— begin TASK DATA —

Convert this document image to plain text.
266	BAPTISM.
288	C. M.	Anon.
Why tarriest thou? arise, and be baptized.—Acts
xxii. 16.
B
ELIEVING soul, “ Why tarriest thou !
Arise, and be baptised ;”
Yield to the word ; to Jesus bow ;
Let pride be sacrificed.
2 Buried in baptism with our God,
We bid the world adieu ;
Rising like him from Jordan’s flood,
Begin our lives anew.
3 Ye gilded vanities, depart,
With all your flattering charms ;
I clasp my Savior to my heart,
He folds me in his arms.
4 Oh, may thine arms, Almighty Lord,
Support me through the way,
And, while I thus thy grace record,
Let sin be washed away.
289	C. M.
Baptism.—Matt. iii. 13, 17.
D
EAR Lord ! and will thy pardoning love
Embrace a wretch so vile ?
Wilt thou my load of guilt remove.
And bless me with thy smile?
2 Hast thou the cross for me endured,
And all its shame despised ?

— end TASK DATA —

* _YOUR TASK_
Give the data again, exactly as it stands.

* _SOLUTION TO THE PROBLEM_
Convert this document image to plain text.
266	BAPTISM.
288	C. M.	Anon.
Why tarriest thou? arise, and be baptized.—Acts
xxii. 16.
B
ELIEVING soul, “ Why tarriest thou !
Arise, and be baptised ;”
Yield to the word ; to Jesus bow ;
Let pride be sacrificed.
2 Buried in baptism with our God,
We bid the world adieu ;
Rising like him from Jordan’s flood,
Begin our lives anew.
3 Ye gilded vanities, depart,
With all your flattering charms ;
I clasp my Savior to my heart,
He folds me in his arms.
4 Oh, may thine arms, Almighty Lord,
Support me through the way,
And, while I thus thy grace record,
Let sin be washed away.
289	C. M.
Baptism.—Matt. iii. 13, 17.
D
EAR Lord ! and will thy pardoning love
Embrace a wretch so vile ?
Wilt thou my load of guilt remove.
And bless me with thy smile?
2 Hast thou the cross for me endured,
And all its shame despised ?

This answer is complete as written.